SCHRIFTELIJKE OPDRACHT 1. Kopieer uit de tekst over de pruimenboom letterlijk het stuk van "Kies eerst een" tot en met "aan je pruimenboom.".

□ □ □ □ □ □ □

Kies eerst een pruimensoort op basis van je eigen smaak en de gewenste pluktijd. Er bestaan soorten die begin juli kunnen geoogst worden, andere soorten pas begin oktober. De website van Bongerd Groote Veen over historische fruitrassen is een aanrader om je te helpen kiezen. Als je maar plaats hebt voor één boom, dan kies je voor een zelfbestuivend ras. Plant je boom liefst in de herfst want dan vormt de boom nog haarworteltjes vóór de koude winter. In het voorjaar zal hij daardoor sneller groeien. Pas na een paar jaar komen er voor het eerst bloemen en vruchten aan je pruimenboom.

□ □ □ □ □ □ □

SCHRIFTELIJKE OPDRACHT 2. Selecteer elke rij hieronder waarin de tekenreeks "stats" voorkomt en neem die over. Het verschil tussen hoofdletters en kleine letters telt.

GEGEVEN INFORMATIE.
□ □ □ □ □ □ □

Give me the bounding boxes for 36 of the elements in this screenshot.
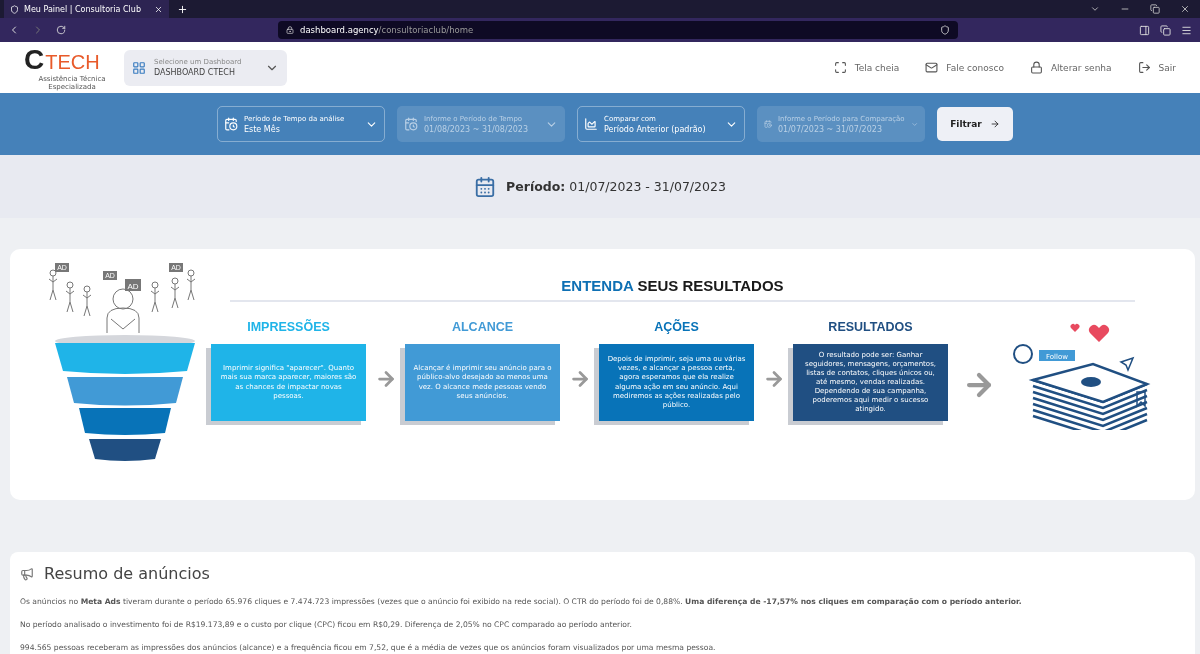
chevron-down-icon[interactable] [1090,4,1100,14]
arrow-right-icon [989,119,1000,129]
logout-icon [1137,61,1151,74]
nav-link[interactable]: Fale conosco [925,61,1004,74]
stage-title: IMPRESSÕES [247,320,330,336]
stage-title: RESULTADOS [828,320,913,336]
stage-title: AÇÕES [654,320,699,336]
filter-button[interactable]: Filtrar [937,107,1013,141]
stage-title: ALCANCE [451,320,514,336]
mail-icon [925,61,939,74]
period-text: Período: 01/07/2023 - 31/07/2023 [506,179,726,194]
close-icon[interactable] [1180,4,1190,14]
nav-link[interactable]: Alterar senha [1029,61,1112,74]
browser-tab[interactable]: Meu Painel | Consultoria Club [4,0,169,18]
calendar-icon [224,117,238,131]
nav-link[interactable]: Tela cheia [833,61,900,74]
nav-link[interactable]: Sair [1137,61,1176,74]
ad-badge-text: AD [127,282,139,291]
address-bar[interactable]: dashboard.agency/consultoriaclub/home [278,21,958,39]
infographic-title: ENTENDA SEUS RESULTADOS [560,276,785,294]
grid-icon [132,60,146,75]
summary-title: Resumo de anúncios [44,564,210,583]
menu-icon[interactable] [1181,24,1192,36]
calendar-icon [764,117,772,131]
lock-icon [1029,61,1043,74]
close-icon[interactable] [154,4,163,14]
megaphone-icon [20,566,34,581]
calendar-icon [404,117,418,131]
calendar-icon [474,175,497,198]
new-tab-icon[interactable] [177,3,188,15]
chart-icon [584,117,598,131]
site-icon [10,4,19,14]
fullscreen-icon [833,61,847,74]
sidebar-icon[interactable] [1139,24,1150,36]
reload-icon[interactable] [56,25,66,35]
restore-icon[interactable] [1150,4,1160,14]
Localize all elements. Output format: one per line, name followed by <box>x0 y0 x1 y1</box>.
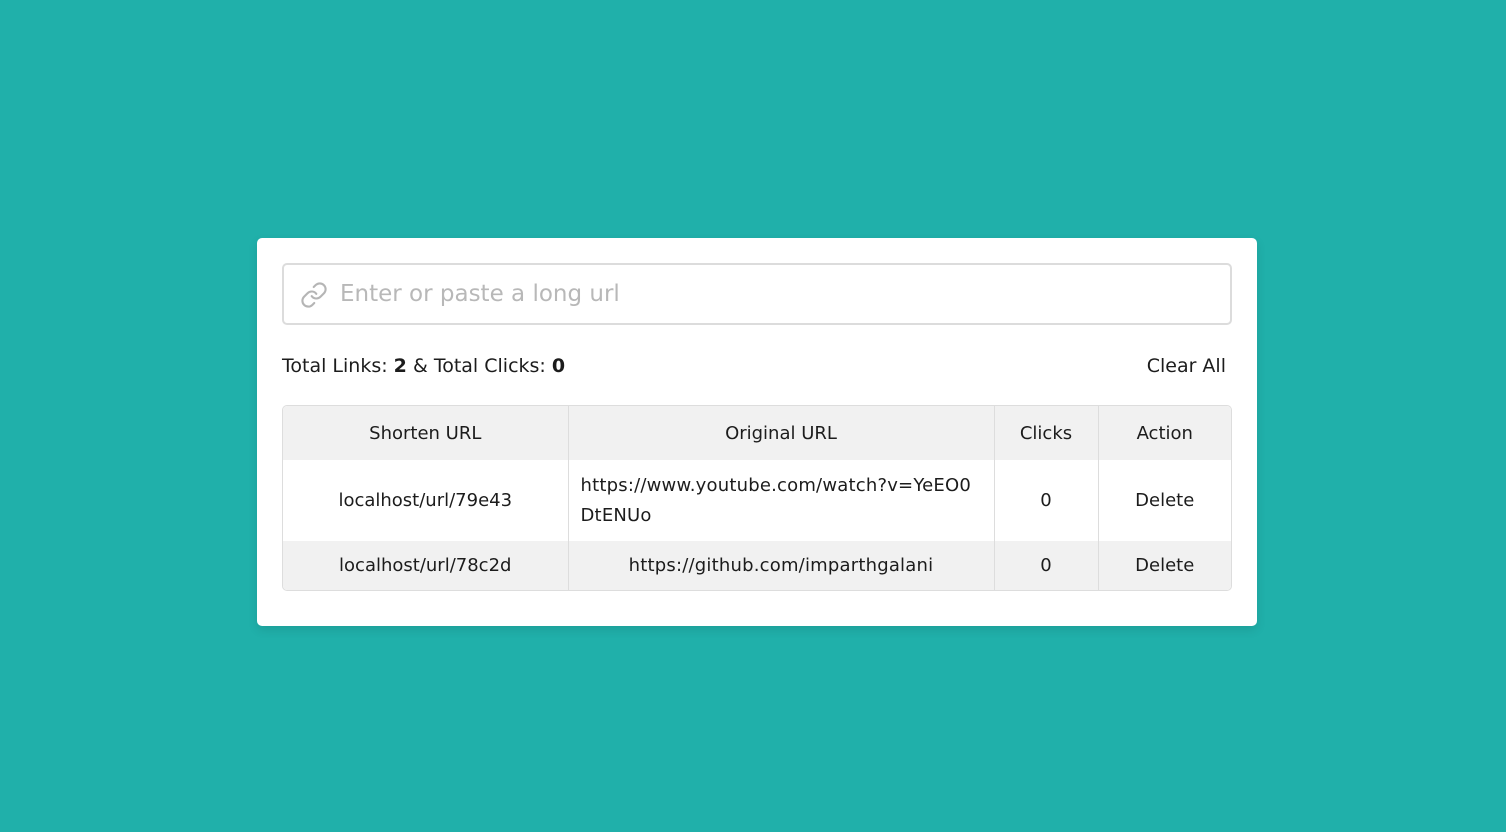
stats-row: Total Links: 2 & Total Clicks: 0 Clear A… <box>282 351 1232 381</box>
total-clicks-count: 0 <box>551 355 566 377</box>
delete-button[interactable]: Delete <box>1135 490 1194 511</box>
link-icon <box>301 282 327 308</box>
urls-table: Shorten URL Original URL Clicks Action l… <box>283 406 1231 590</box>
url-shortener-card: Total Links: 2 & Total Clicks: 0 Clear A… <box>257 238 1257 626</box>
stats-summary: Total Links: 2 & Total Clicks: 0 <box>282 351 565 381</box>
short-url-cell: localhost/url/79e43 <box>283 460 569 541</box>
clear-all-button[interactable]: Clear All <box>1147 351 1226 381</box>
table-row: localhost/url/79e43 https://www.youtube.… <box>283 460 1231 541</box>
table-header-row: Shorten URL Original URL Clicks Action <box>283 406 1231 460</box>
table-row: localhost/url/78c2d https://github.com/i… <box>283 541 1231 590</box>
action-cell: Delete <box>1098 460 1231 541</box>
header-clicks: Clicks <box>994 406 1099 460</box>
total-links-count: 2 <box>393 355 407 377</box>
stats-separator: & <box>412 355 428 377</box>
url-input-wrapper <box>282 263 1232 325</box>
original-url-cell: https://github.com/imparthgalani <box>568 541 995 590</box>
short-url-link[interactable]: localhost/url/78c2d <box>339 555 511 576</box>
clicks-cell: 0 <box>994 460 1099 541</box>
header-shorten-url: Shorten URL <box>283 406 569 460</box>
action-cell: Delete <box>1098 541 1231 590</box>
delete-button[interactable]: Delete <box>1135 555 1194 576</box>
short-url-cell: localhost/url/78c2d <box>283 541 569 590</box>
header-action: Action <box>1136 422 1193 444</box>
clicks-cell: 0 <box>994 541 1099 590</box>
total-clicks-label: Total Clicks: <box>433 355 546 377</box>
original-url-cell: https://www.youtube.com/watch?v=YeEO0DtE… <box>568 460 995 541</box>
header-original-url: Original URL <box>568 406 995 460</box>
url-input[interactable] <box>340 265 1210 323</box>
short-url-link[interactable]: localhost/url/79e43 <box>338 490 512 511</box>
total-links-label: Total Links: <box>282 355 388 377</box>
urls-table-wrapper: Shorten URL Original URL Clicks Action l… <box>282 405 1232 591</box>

□ □ □ □ □ □ □

UITVOER OPDRACHT 1.
Kies eerst een pruimensoort op basis van je eigen smaak en de gewenste pluktijd. Er bestaan soorten die begin juli kunnen geoogst worden, andere soorten pas begin oktober. De website van Bongerd Groote Veen over historische fruitrassen is een aanrader om je te helpen kiezen. Als je maar plaats hebt voor één boom, dan kies je voor een zelfbestuivend ras. Plant je boom liefst in de herfst want dan vormt de boom nog haarworteltjes vóór de koude winter. In het voorjaar zal hij daardoor sneller groeien. Pas na een paar jaar komen er voor het eerst bloemen en vruchten aan je pruimenboom.

UITVOER OPDRACHT 2.
stats-row: Total Links: 2 & Total Clicks: 0 Clear A… <box>282 351 1232 381</box>
stats-summary: Total Links: 2 & Total Clicks: 0 <box>282 351 565 381</box>
stats-separator: & <box>412 355 428 377</box>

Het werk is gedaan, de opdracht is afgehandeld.